Directions
From the entries below, tally how many lines contain "UNIVERSITY" and report only that figure.

>> begin Record set

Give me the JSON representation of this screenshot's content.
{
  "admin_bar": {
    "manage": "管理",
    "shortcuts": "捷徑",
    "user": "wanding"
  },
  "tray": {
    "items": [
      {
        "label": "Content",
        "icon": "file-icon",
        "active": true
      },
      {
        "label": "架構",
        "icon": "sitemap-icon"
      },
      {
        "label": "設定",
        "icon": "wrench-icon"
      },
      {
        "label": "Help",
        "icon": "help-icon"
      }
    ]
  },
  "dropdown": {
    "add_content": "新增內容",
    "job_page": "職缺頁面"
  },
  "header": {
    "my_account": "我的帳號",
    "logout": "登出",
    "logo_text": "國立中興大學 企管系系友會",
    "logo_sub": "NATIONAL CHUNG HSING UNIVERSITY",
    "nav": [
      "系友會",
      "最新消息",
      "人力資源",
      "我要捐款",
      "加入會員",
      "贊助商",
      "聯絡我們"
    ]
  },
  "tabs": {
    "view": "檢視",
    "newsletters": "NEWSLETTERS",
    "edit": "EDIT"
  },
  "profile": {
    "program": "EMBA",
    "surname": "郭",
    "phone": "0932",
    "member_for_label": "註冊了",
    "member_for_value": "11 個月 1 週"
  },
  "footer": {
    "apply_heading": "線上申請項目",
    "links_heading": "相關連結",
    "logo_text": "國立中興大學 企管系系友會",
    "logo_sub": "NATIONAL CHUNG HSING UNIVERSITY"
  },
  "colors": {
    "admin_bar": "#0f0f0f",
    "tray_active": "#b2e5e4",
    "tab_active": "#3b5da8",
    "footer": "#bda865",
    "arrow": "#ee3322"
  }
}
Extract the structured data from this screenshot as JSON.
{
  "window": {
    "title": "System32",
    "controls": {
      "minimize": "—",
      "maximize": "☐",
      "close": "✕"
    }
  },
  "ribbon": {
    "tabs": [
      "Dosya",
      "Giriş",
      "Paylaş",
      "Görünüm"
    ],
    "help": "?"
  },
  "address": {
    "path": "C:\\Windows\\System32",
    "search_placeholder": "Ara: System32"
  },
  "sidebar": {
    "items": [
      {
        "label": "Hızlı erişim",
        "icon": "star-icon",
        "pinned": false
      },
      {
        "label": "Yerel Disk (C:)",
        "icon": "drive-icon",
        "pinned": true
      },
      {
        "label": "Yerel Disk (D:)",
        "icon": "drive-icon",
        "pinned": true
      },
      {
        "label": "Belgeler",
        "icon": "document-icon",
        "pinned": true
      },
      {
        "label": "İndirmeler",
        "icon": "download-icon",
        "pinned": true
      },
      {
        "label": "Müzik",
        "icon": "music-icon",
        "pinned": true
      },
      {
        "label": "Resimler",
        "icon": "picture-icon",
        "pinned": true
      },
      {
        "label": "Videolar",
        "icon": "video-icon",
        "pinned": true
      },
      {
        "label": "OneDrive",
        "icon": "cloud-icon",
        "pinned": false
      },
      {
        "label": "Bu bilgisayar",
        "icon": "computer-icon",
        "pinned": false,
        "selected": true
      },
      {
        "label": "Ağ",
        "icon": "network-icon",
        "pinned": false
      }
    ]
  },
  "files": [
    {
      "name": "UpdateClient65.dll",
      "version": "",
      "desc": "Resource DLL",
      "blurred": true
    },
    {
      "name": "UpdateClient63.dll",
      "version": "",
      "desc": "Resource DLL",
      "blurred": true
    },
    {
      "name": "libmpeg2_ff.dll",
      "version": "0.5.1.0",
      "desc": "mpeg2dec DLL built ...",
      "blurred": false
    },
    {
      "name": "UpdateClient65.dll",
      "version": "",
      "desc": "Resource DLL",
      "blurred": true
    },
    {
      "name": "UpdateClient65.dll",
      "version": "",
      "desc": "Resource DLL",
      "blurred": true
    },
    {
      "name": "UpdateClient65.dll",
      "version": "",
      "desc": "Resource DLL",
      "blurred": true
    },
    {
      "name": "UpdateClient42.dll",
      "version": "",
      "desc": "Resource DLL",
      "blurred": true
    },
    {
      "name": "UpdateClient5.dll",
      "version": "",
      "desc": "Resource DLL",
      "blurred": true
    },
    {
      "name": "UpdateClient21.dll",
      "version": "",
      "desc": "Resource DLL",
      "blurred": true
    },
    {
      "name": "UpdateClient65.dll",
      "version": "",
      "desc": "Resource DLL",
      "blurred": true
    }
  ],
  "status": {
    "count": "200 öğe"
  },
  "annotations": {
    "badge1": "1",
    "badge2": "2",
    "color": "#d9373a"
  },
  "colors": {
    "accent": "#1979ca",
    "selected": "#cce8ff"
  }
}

>> end Record set

Task result
2